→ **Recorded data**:
--- Start ---
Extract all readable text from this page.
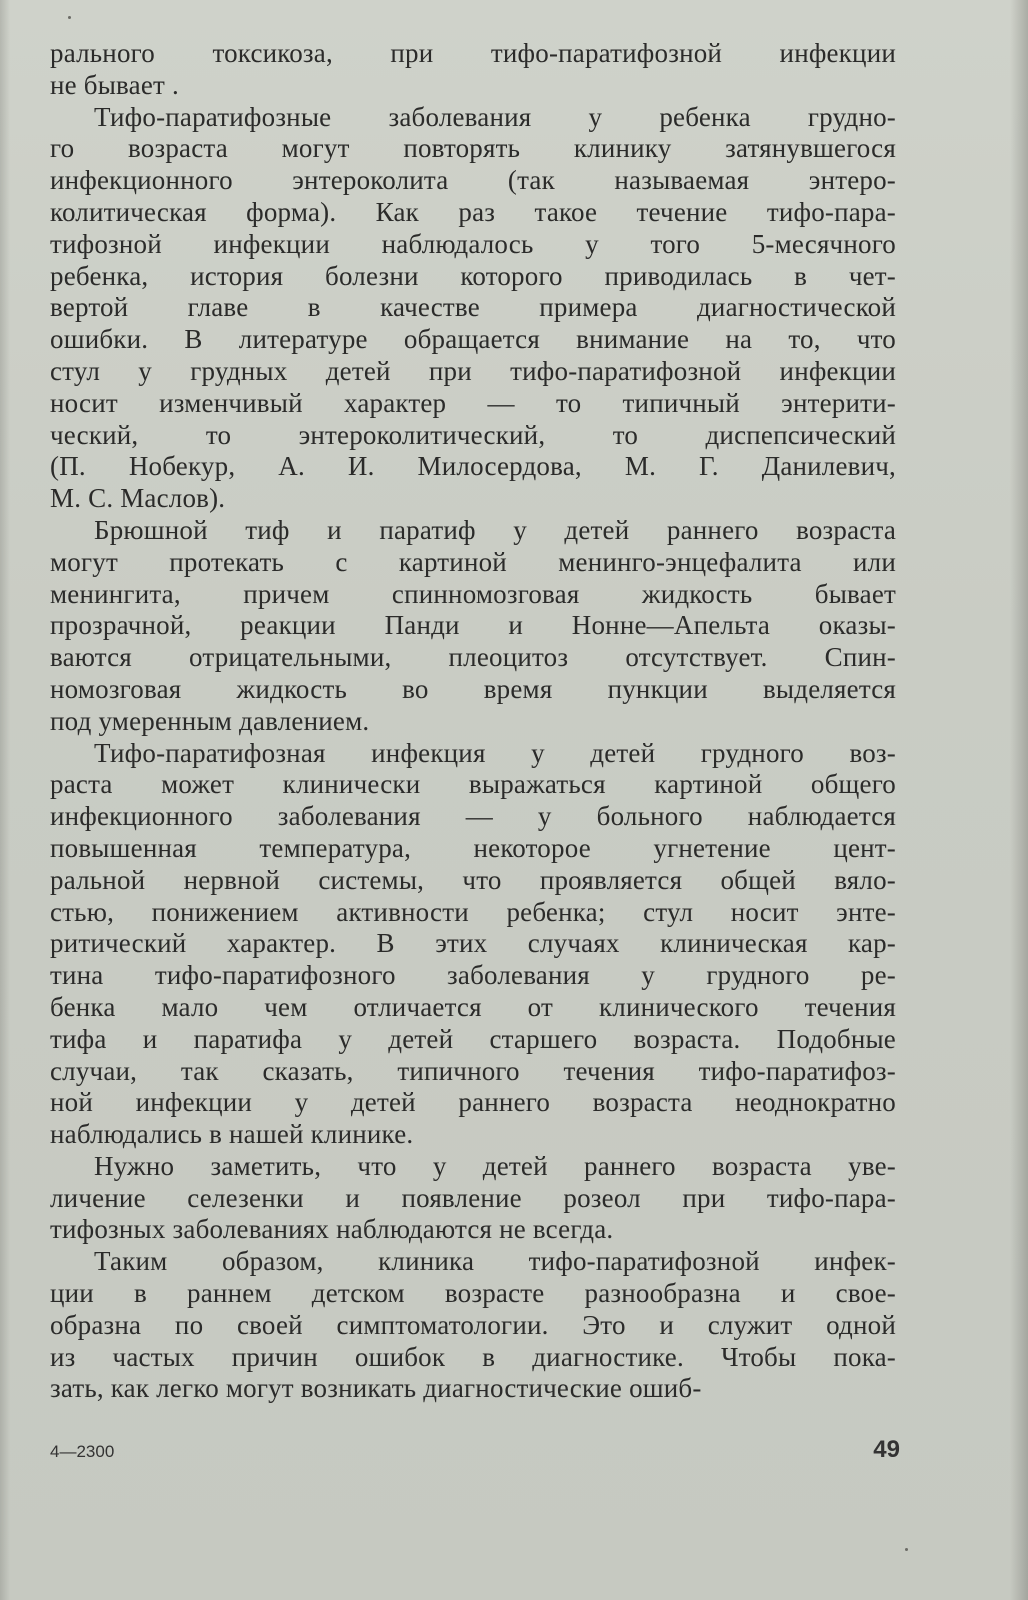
рального токсикоза, при тифо-паратифозной инфекции
не бывает .
Тифо-паратифозные заболевания у ребенка грудно-
го возраста могут повторять клинику затянувшегося
инфекционного энтероколита (так называемая энтеро-
колитическая форма). Как раз такое течение тифо-пара-
тифозной инфекции наблюдалось у того 5-месячного
ребенка, история болезни которого приводилась в чет-
вертой главе в качестве примера диагностической
ошибки. В литературе обращается внимание на то, что
стул у грудных детей при тифо-паратифозной инфекции
носит изменчивый характер — то типичный энтерити-
ческий, то энтероколитический, то диспепсический
(П. Нобекур, А. И. Милосердова, М. Г. Данилевич,
М. С. Маслов).
Брюшной тиф и паратиф у детей раннего возраста
могут протекать с картиной менинго-энцефалита или
менингита, причем спинномозговая жидкость бывает
прозрачной, реакции Панди и Нонне—Апельта оказы-
ваются отрицательными, плеоцитоз отсутствует. Спин-
номозговая жидкость во время пункции выделяется
под умеренным давлением.
Тифо-паратифозная инфекция у детей грудного воз-
раста может клинически выражаться картиной общего
инфекционного заболевания — у больного наблюдается
повышенная температура, некоторое угнетение цент-
ральной нервной системы, что проявляется общей вяло-
стью, понижением активности ребенка; стул носит энте-
ритический характер. В этих случаях клиническая кар-
тина тифо-паратифозного заболевания у грудного ре-
бенка мало чем отличается от клинического течения
тифа и паратифа у детей старшего возраста. Подобные
случаи, так сказать, типичного течения тифо-паратифоз-
ной инфекции у детей раннего возраста неоднократно
наблюдались в нашей клинике.
Нужно заметить, что у детей раннего возраста уве-
личение селезенки и появление розеол при тифо-пара-
тифозных заболеваниях наблюдаются не всегда.
Таким образом, клиника тифо-паратифозной инфек-
ции в раннем детском возрасте разнообразна и свое-
образна по своей симптоматологии. Это и служит одной
из частых причин ошибок в диагностике. Чтобы пока-
зать, как легко могут возникать диагностические ошиб-
4—2300	49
--- End ---
→ **Given exercise**: Copy every line of the records above that contains "носит".

→ **Right answer**:
носит изменчивый характер — то типичный энтерити-
стью, понижением активности ребенка; стул носит энте-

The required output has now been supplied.